** begin **

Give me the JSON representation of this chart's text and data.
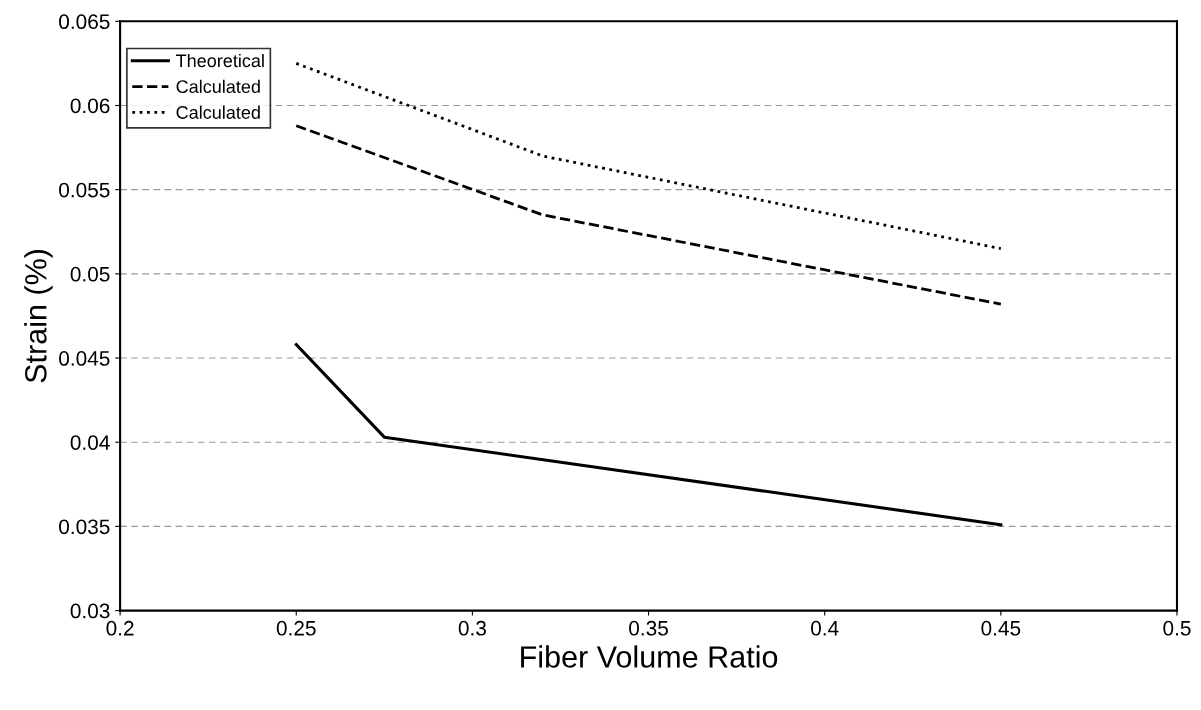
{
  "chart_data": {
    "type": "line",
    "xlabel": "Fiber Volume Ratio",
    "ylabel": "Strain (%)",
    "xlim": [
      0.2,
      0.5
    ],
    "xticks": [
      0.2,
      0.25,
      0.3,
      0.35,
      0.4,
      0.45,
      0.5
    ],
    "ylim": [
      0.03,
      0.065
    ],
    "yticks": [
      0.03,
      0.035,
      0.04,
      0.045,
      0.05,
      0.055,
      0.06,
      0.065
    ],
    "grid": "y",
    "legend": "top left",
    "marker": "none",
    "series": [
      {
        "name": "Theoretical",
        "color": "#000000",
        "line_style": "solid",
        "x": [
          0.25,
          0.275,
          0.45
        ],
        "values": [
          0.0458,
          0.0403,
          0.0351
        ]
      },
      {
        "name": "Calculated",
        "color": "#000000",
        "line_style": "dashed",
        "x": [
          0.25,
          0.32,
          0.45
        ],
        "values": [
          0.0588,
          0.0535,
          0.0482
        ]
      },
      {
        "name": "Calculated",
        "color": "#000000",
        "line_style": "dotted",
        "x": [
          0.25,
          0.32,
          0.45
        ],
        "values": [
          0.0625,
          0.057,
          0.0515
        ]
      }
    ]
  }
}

** end **
** begin **

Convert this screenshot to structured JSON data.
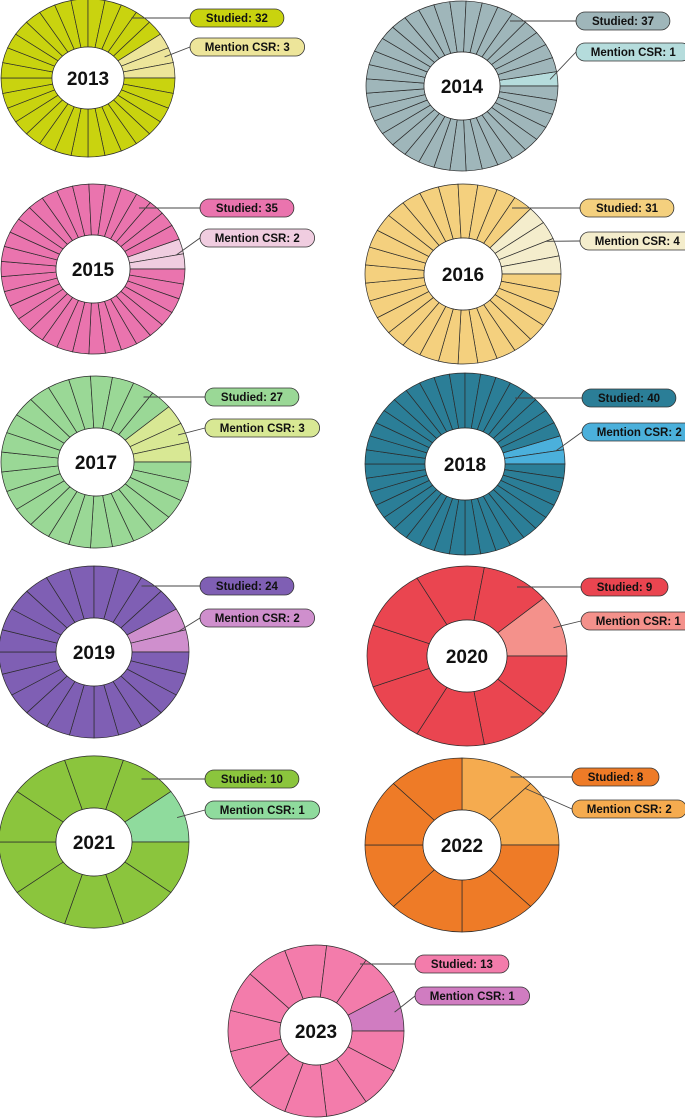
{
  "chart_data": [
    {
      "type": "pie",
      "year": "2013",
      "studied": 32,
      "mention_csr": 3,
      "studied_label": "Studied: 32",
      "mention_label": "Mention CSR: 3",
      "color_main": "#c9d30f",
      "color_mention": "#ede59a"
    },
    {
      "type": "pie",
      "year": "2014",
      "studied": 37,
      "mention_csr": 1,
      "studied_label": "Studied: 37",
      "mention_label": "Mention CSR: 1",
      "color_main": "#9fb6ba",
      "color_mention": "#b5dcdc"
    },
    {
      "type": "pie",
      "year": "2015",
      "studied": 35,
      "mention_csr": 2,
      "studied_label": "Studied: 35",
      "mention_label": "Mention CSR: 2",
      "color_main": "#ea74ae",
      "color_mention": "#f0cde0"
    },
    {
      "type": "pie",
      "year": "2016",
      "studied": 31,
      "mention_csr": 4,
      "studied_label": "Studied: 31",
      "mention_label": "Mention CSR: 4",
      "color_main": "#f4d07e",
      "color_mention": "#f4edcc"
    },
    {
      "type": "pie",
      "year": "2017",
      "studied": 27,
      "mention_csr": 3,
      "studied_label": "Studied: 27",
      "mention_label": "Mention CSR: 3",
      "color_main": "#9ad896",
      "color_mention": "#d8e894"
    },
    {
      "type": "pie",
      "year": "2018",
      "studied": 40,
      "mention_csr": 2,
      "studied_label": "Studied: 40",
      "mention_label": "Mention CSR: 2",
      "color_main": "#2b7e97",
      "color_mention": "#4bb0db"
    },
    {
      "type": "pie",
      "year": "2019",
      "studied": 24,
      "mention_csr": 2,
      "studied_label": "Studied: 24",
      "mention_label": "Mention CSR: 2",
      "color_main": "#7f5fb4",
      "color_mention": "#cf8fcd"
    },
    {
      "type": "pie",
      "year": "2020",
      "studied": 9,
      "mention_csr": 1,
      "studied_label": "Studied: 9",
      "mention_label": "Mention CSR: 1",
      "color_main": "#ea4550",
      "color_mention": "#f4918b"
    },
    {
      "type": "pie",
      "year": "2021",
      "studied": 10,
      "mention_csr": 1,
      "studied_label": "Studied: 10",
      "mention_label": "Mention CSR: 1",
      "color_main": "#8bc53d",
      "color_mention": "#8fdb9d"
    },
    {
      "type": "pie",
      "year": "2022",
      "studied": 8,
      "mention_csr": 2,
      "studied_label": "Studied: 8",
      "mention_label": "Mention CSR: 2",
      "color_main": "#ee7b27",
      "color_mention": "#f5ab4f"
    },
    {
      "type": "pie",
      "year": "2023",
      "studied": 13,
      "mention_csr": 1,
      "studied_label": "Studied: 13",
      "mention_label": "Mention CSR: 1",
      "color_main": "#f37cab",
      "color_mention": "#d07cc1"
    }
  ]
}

** end **

**What the task requires**
Check every line of the material for the string "this" and give the number of lines that have it, without anything else.

**Solution**
2